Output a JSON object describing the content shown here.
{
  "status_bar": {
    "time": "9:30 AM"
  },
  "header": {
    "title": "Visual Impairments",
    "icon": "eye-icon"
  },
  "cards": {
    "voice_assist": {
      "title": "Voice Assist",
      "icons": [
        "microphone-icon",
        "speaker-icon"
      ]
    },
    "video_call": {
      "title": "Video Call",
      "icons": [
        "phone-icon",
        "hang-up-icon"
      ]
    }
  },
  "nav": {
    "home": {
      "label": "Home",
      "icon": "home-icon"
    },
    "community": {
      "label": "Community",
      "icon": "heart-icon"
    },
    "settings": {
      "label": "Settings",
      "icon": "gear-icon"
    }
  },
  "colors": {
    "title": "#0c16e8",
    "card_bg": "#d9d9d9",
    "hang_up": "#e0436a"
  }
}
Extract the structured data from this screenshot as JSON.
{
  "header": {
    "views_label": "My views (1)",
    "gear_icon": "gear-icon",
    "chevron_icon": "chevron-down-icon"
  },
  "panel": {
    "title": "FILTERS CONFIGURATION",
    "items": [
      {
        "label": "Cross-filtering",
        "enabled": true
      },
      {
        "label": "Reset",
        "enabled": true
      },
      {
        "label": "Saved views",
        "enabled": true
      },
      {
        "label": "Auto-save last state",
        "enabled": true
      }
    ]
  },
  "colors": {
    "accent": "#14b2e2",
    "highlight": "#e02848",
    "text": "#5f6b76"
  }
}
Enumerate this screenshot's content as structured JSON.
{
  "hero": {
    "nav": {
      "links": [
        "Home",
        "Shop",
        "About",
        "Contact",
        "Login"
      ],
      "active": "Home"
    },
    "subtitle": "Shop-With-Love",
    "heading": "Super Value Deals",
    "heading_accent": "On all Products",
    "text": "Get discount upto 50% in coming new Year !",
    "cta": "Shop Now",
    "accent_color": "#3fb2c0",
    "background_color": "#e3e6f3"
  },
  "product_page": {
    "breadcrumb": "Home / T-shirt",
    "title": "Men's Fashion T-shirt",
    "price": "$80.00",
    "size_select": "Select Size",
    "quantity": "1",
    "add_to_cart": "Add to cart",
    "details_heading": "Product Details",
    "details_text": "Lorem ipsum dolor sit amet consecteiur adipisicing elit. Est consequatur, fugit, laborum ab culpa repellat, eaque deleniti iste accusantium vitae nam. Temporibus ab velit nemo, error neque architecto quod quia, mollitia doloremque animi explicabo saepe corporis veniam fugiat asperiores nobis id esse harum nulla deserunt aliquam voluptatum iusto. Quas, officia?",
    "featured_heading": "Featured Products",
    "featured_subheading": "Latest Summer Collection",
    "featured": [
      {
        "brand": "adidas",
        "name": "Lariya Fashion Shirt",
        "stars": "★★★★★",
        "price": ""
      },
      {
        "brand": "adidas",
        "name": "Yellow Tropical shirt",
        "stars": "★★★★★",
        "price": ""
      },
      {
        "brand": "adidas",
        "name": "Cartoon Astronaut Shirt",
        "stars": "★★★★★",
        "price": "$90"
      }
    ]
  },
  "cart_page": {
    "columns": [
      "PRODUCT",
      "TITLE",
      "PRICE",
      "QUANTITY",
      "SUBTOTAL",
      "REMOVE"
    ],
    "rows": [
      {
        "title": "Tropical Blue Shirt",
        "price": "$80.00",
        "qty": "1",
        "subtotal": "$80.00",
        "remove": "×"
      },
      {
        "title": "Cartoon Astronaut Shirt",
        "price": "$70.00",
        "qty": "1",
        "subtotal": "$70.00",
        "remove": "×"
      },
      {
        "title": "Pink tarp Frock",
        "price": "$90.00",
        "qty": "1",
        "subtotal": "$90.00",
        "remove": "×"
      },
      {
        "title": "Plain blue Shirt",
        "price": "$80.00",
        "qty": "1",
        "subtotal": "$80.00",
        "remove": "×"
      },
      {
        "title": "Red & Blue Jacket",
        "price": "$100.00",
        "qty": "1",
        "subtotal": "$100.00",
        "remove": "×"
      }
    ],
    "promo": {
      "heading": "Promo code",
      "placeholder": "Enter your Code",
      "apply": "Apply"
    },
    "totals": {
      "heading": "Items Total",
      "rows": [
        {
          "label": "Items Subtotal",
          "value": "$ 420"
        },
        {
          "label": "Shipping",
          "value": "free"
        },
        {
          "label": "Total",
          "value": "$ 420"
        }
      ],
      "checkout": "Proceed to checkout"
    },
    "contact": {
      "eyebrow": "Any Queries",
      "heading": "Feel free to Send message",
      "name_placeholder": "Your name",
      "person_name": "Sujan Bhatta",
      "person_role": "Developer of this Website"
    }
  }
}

-- -- --

§ **The problem**
Pick out all lines containing the string "views".

§ **The completed task**
    "views_label": "My views (1)",
        "label": "Saved views",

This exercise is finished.